— START —

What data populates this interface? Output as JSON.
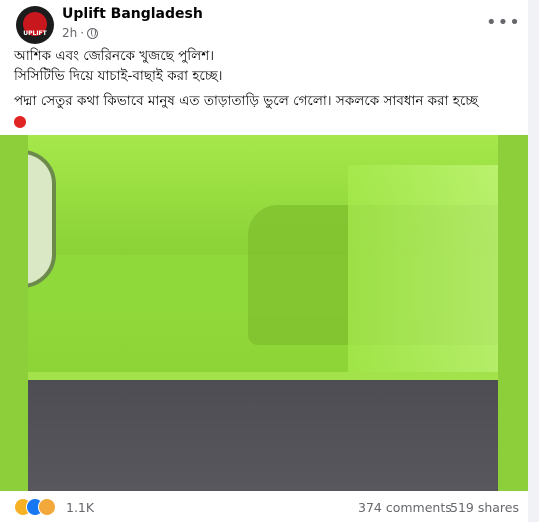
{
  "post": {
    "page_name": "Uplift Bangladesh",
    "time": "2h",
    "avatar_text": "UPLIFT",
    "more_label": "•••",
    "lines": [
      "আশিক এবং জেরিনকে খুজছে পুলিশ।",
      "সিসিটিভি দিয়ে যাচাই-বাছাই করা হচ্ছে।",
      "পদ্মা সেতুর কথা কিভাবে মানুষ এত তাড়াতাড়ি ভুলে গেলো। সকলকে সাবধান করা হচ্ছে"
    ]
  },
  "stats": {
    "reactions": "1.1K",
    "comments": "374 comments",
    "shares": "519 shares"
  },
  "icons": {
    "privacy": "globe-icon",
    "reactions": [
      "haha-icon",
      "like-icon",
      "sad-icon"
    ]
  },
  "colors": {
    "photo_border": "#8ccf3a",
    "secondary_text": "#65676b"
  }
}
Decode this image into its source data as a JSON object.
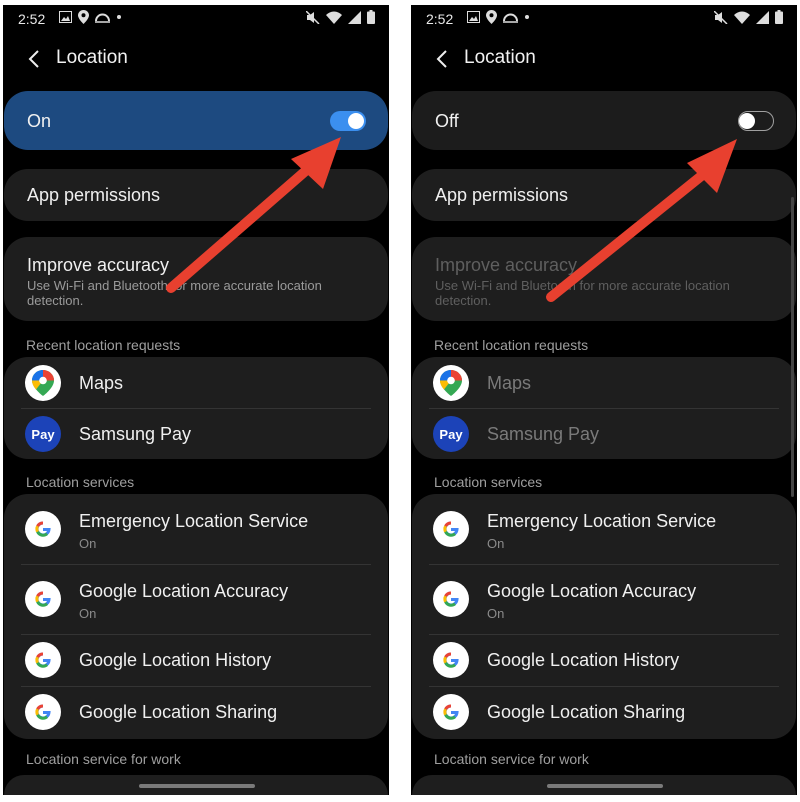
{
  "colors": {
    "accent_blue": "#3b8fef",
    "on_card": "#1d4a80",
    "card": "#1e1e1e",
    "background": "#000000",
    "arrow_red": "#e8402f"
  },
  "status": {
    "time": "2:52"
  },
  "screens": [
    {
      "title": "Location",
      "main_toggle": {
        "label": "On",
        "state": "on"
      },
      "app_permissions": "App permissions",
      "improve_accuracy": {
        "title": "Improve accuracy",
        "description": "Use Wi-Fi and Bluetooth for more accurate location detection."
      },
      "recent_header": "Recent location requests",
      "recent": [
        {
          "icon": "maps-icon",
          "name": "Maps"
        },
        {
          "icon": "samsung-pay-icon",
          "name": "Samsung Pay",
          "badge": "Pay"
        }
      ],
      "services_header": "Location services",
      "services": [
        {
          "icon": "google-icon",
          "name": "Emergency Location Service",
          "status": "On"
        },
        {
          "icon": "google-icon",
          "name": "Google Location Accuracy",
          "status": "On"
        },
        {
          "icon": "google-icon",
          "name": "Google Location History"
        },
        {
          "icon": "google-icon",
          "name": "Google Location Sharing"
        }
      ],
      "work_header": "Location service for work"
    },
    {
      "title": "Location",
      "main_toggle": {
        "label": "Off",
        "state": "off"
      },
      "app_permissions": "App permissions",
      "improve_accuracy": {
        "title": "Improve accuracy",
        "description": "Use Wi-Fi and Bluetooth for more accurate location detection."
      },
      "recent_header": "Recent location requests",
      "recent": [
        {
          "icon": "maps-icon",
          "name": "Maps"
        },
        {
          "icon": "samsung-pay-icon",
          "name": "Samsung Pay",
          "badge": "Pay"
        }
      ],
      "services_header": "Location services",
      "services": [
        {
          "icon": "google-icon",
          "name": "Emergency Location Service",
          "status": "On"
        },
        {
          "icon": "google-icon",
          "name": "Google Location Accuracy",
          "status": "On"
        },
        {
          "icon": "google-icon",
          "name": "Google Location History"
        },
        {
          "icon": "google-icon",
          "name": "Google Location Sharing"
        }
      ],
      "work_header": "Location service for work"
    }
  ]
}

— END —

▶ **Goal**
Copy out all of the material exactly as written, without its pictures.

▶ **Task response**
What data populates this interface? Output as JSON.
{
  "post": {
    "page_name": "Uplift Bangladesh",
    "time": "2h",
    "avatar_text": "UPLIFT",
    "more_label": "•••",
    "lines": [
      "আশিক এবং জেরিনকে খুজছে পুলিশ।",
      "সিসিটিভি দিয়ে যাচাই-বাছাই করা হচ্ছে।",
      "পদ্মা সেতুর কথা কিভাবে মানুষ এত তাড়াতাড়ি ভুলে গেলো। সকলকে সাবধান করা হচ্ছে"
    ]
  },
  "stats": {
    "reactions": "1.1K",
    "comments": "374 comments",
    "shares": "519 shares"
  },
  "icons": {
    "privacy": "globe-icon",
    "reactions": [
      "haha-icon",
      "like-icon",
      "sad-icon"
    ]
  },
  "colors": {
    "photo_border": "#8ccf3a",
    "secondary_text": "#65676b"
  }
}
Decode this image into its source data as a JSON object.
{
  "colors": {
    "accent_blue": "#3b8fef",
    "on_card": "#1d4a80",
    "card": "#1e1e1e",
    "background": "#000000",
    "arrow_red": "#e8402f"
  },
  "status": {
    "time": "2:52"
  },
  "screens": [
    {
      "title": "Location",
      "main_toggle": {
        "label": "On",
        "state": "on"
      },
      "app_permissions": "App permissions",
      "improve_accuracy": {
        "title": "Improve accuracy",
        "description": "Use Wi-Fi and Bluetooth for more accurate location detection."
      },
      "recent_header": "Recent location requests",
      "recent": [
        {
          "icon": "maps-icon",
          "name": "Maps"
        },
        {
          "icon": "samsung-pay-icon",
          "name": "Samsung Pay",
          "badge": "Pay"
        }
      ],
      "services_header": "Location services",
      "services": [
        {
          "icon": "google-icon",
          "name": "Emergency Location Service",
          "status": "On"
        },
        {
          "icon": "google-icon",
          "name": "Google Location Accuracy",
          "status": "On"
        },
        {
          "icon": "google-icon",
          "name": "Google Location History"
        },
        {
          "icon": "google-icon",
          "name": "Google Location Sharing"
        }
      ],
      "work_header": "Location service for work"
    },
    {
      "title": "Location",
      "main_toggle": {
        "label": "Off",
        "state": "off"
      },
      "app_permissions": "App permissions",
      "improve_accuracy": {
        "title": "Improve accuracy",
        "description": "Use Wi-Fi and Bluetooth for more accurate location detection."
      },
      "recent_header": "Recent location requests",
      "recent": [
        {
          "icon": "maps-icon",
          "name": "Maps"
        },
        {
          "icon": "samsung-pay-icon",
          "name": "Samsung Pay",
          "badge": "Pay"
        }
      ],
      "services_header": "Location services",
      "services": [
        {
          "icon": "google-icon",
          "name": "Emergency Location Service",
          "status": "On"
        },
        {
          "icon": "google-icon",
          "name": "Google Location Accuracy",
          "status": "On"
        },
        {
          "icon": "google-icon",
          "name": "Google Location History"
        },
        {
          "icon": "google-icon",
          "name": "Google Location Sharing"
        }
      ],
      "work_header": "Location service for work"
    }
  ]
}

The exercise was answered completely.